__Data to use__:

= = =

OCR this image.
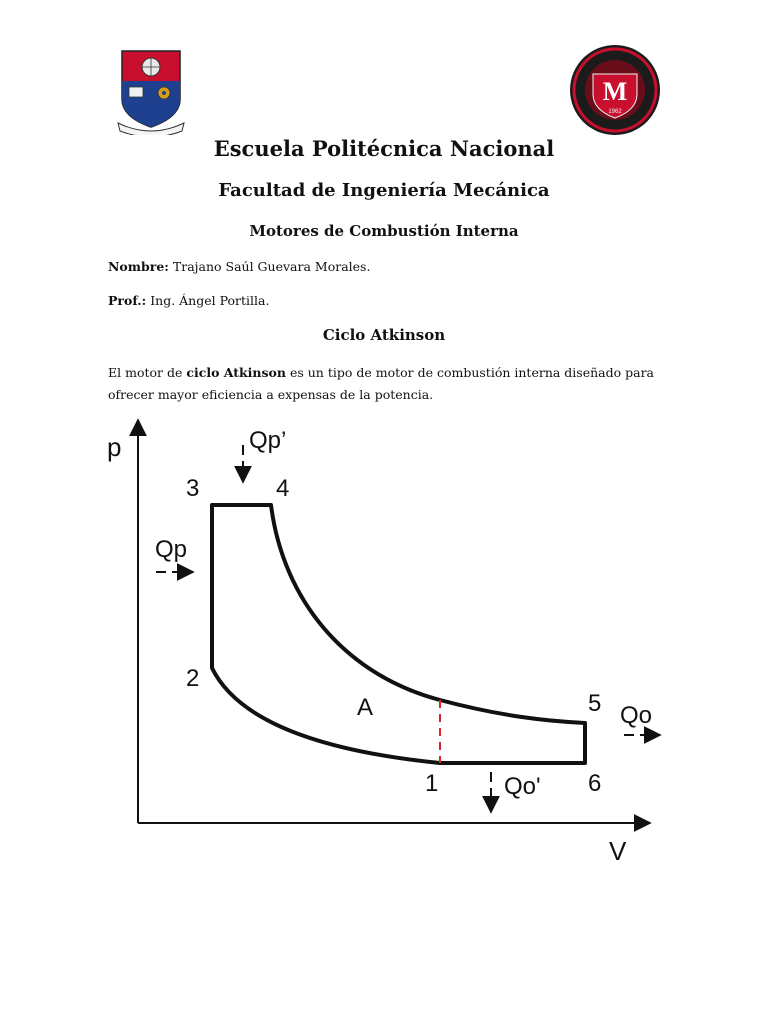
M
1962
Escuela Politécnica Nacional
Facultad de Ingeniería Mecánica
Motores de Combustión Interna
Nombre: Trajano Saúl Guevara Morales.
Prof.: Ing. Ángel Portilla.
Ciclo Atkinson
El motor de ciclo Atkinson es un tipo de motor de combustión interna diseñado para ofrecer mayor eficiencia a expensas de la potencia.
p
V
Qp’
Qp
Qo
Qo'
1
2
3	4
5
6
A
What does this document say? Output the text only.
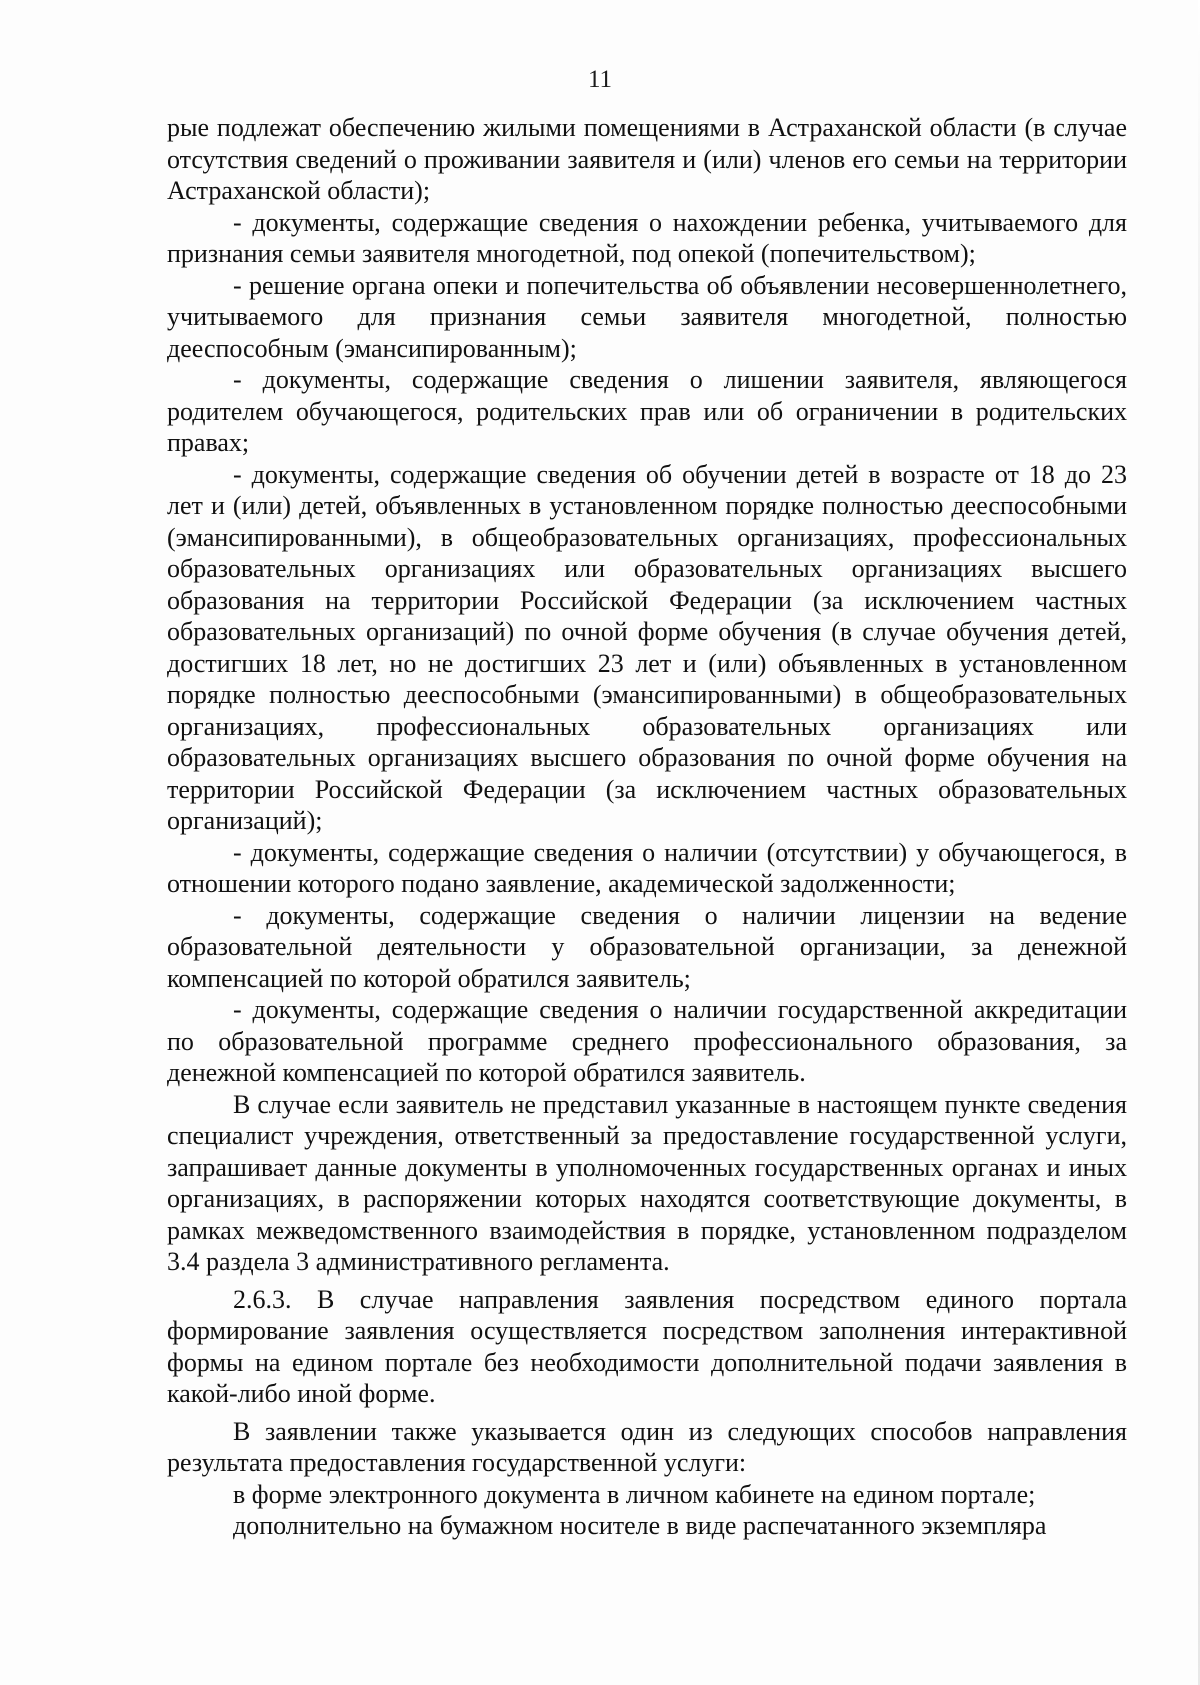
11

рые подлежат обеспечению жилыми помещениями в Астраханской области (в случае отсутствия сведений о проживании заявителя и (или) членов его семьи на территории Астраханской области);

- документы, содержащие сведения о нахождении ребенка, учитываемого для признания семьи заявителя многодетной, под опекой (попечительством);

- решение органа опеки и попечительства об объявлении несовершеннолетнего, учитываемого для признания семьи заявителя многодетной, полностью дееспособным (эмансипированным);

- документы, содержащие сведения о лишении заявителя, являющегося родителем обучающегося, родительских прав или об ограничении в родительских правах;

- документы, содержащие сведения об обучении детей в возрасте от 18 до 23 лет и (или) детей, объявленных в установленном порядке полностью дееспособными (эмансипированными), в общеобразовательных организациях, профессиональных образовательных организациях или образовательных организациях высшего образования на территории Российской Федерации (за исключением частных образовательных организаций) по очной форме обучения (в случае обучения детей, достигших 18 лет, но не достигших 23 лет и (или) объявленных в установленном порядке полностью дееспособными (эмансипированными) в общеобразовательных организациях, профессиональных образовательных организациях или образовательных организациях высшего образования по очной форме обучения на территории Российской Федерации (за исключением частных образовательных организаций);

- документы, содержащие сведения о наличии (отсутствии) у обучающегося, в отношении которого подано заявление, академической задолженности;

- документы, содержащие сведения о наличии лицензии на ведение образовательной деятельности у образовательной организации, за денежной компенсацией по которой обратился заявитель;

- документы, содержащие сведения о наличии государственной аккредитации по образовательной программе среднего профессионального образования, за денежной компенсацией по которой обратился заявитель.

В случае если заявитель не представил указанные в настоящем пункте сведения специалист учреждения, ответственный за предоставление государственной услуги, запрашивает данные документы в уполномоченных государственных органах и иных организациях, в распоряжении которых находятся соответствующие документы, в рамках межведомственного взаимодействия в порядке, установленном подразделом 3.4 раздела 3 административного регламента.

2.6.3. В случае направления заявления посредством единого портала формирование заявления осуществляется посредством заполнения интерактивной формы на едином портале без необходимости дополнительной подачи заявления в какой-либо иной форме.

В заявлении также указывается один из следующих способов направления результата предоставления государственной услуги:

в форме электронного документа в личном кабинете на едином портале;

дополнительно на бумажном носителе в виде распечатанного экземпляра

= = =

__What the task asks__: Only a number is wanted: how many lines of the material include the word "наличии".

__Task answer__: 3